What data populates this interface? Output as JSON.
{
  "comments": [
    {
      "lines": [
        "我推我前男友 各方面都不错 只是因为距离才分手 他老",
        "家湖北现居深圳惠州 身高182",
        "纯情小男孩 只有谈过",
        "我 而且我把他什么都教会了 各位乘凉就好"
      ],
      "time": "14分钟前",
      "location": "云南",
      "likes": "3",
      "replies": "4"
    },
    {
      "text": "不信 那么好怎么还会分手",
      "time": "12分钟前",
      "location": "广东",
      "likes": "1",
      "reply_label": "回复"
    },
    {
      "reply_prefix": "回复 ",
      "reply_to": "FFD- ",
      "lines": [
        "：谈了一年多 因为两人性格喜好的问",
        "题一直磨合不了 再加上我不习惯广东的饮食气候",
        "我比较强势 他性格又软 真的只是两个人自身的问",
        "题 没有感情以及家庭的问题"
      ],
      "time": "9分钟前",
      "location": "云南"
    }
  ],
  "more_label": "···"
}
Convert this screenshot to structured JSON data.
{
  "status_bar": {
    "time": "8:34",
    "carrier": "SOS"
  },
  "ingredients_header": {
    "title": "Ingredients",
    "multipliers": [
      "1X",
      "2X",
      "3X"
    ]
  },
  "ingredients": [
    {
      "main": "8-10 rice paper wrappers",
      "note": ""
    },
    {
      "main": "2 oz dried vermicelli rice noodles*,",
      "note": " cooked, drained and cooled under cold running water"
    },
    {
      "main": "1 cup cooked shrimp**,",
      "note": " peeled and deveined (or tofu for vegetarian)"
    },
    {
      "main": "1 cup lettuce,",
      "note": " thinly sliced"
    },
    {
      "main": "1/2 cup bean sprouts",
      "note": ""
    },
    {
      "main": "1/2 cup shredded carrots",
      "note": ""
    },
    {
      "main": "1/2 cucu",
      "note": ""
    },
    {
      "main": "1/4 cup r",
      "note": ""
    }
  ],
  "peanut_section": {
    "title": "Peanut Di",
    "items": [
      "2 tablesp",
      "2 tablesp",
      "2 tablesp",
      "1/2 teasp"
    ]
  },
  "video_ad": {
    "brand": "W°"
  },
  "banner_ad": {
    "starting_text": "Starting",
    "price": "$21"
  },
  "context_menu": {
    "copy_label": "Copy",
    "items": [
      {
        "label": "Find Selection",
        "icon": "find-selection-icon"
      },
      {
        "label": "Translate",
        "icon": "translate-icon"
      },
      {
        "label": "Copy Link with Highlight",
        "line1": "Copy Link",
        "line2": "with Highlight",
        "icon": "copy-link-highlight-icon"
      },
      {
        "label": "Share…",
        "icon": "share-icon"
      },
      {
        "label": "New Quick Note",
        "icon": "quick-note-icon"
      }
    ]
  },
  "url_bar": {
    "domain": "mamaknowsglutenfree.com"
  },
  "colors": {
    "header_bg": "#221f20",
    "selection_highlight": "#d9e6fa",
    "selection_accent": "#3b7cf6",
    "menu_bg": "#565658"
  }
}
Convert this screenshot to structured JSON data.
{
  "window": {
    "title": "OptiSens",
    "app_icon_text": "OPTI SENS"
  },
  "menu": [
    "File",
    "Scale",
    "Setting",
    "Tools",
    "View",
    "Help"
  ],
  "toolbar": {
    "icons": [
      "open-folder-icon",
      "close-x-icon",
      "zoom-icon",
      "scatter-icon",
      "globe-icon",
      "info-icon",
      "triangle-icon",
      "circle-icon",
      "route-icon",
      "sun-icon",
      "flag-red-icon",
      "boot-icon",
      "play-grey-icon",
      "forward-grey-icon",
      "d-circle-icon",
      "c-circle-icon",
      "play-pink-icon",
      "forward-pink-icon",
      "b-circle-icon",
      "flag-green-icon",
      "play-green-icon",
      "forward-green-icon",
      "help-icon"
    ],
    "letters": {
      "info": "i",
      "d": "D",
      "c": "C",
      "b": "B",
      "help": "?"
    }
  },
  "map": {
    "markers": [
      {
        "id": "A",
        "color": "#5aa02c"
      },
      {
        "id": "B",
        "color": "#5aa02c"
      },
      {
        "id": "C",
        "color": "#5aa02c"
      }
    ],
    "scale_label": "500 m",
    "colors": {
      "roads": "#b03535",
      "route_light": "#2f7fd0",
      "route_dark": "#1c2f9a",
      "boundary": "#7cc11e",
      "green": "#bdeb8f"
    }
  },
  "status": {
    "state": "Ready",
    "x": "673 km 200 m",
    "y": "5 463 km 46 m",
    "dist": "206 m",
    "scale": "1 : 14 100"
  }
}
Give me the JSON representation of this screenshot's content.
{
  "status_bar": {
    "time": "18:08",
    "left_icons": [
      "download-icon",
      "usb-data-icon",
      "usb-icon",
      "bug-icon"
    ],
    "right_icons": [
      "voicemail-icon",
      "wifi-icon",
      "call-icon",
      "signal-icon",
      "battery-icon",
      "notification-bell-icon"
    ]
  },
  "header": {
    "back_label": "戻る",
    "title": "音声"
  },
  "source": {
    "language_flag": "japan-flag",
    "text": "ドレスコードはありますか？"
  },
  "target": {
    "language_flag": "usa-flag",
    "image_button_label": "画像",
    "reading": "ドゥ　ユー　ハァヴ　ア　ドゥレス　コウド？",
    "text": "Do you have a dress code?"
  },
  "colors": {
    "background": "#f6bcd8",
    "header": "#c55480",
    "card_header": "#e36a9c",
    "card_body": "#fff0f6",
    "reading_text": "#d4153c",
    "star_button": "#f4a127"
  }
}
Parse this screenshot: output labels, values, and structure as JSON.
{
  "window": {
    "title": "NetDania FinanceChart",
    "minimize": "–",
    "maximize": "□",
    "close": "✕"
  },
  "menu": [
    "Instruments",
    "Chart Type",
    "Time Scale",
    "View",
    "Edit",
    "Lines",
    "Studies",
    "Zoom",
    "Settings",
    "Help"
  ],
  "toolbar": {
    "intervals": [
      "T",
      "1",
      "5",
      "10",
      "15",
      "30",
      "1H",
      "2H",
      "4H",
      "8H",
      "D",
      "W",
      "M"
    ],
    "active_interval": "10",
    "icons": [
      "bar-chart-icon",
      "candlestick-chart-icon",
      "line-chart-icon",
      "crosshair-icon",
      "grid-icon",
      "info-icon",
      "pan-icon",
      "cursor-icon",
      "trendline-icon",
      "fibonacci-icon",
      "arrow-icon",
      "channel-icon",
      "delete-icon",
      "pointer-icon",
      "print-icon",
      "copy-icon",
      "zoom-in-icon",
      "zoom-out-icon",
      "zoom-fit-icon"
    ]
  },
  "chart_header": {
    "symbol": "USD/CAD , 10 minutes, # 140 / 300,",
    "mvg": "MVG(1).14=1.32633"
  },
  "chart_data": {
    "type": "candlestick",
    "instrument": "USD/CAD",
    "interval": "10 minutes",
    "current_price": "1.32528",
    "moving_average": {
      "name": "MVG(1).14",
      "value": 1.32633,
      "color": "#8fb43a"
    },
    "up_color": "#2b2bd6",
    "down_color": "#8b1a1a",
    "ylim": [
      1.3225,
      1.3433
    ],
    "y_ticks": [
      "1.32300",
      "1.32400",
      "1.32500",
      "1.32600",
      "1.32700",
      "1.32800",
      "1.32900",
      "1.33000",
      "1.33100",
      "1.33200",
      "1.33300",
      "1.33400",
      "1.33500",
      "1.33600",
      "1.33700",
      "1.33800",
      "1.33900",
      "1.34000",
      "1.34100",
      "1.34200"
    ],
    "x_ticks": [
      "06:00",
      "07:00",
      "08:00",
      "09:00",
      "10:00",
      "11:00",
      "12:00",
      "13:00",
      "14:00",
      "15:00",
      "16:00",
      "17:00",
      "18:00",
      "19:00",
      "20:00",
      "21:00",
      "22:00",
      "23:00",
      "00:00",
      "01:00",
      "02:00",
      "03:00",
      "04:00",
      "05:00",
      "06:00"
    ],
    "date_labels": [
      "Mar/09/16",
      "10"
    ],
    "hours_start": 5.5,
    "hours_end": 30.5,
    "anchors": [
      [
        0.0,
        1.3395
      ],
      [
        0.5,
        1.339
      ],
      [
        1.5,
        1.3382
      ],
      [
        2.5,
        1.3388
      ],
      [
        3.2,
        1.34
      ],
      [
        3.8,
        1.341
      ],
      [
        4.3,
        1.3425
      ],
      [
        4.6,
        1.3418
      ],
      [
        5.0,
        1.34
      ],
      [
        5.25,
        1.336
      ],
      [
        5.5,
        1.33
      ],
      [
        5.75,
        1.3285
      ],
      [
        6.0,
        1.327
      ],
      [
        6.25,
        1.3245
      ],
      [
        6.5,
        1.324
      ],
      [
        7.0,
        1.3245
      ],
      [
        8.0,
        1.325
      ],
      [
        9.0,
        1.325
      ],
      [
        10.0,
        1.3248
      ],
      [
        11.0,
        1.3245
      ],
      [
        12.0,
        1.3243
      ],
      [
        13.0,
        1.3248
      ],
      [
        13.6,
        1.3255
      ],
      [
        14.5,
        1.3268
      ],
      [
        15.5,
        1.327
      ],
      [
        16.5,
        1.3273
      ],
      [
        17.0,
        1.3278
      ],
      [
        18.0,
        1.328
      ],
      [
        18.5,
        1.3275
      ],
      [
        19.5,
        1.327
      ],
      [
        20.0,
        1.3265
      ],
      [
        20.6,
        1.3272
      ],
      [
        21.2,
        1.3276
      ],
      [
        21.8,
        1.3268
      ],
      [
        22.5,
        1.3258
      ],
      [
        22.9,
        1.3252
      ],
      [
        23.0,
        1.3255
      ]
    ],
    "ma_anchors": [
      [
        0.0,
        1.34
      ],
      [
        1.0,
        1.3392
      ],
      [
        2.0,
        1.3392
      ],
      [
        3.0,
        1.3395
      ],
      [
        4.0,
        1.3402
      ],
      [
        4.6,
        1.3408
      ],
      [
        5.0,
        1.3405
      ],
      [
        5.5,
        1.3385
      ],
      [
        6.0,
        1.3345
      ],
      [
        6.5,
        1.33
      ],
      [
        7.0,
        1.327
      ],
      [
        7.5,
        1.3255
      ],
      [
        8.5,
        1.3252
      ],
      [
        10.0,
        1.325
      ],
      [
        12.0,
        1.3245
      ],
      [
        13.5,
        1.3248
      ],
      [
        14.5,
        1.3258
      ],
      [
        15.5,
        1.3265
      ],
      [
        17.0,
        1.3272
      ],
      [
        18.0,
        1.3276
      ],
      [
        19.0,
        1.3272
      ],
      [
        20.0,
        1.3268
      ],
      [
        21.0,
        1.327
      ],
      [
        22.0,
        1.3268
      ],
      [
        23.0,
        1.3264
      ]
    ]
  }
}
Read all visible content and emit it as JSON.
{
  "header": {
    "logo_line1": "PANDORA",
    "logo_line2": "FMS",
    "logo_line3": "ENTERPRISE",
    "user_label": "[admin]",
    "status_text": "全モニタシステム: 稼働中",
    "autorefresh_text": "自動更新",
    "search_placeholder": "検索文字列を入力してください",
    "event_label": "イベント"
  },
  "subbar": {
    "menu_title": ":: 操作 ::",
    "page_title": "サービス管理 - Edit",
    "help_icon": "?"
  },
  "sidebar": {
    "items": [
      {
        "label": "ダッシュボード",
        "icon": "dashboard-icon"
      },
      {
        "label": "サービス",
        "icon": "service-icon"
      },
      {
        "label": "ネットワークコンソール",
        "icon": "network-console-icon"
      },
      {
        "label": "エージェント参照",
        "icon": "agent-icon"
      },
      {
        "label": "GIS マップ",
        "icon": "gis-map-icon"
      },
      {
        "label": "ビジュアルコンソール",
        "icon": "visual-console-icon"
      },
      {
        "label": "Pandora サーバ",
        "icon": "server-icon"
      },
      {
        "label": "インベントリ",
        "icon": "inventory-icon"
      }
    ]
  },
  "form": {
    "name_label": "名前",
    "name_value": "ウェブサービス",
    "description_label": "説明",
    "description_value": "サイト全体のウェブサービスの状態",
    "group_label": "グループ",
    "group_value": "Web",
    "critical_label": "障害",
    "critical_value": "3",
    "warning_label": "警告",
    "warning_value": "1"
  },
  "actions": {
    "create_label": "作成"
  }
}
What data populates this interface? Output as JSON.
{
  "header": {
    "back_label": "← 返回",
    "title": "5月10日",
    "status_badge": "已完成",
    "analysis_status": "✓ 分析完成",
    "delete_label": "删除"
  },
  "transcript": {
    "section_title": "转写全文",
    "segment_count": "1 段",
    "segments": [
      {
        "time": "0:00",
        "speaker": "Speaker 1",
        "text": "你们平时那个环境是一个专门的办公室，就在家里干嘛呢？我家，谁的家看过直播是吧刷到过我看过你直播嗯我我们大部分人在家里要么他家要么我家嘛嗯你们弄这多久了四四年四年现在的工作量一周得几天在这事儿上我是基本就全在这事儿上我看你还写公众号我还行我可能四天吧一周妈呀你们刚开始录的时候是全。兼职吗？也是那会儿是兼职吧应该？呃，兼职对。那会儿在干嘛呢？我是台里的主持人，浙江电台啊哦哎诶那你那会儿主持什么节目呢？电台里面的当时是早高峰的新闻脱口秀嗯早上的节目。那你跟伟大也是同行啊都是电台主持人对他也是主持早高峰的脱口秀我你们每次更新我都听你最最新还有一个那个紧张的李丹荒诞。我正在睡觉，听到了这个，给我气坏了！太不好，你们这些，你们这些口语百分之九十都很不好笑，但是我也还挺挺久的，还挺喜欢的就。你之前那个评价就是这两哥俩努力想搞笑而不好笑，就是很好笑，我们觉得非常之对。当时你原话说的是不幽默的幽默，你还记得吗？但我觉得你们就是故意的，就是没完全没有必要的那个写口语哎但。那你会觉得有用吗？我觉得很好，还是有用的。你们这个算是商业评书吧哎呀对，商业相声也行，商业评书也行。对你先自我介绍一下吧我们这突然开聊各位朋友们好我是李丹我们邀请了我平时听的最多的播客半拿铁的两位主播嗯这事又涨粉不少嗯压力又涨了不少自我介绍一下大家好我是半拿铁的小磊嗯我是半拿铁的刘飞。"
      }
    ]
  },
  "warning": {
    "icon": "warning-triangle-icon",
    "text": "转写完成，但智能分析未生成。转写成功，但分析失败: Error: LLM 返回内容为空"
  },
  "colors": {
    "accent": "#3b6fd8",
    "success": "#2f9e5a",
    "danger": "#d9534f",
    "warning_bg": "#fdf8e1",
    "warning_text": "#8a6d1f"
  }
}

● ● ● ●

■ What you will do ■
Pull out every line containing "screenshot".

■ Task solution ■
Convert this screenshot to structured JSON data.
Convert this screenshot to structured JSON data.
Give me the JSON representation of this screenshot's content.
Parse this screenshot: output labels, values, and structure as JSON.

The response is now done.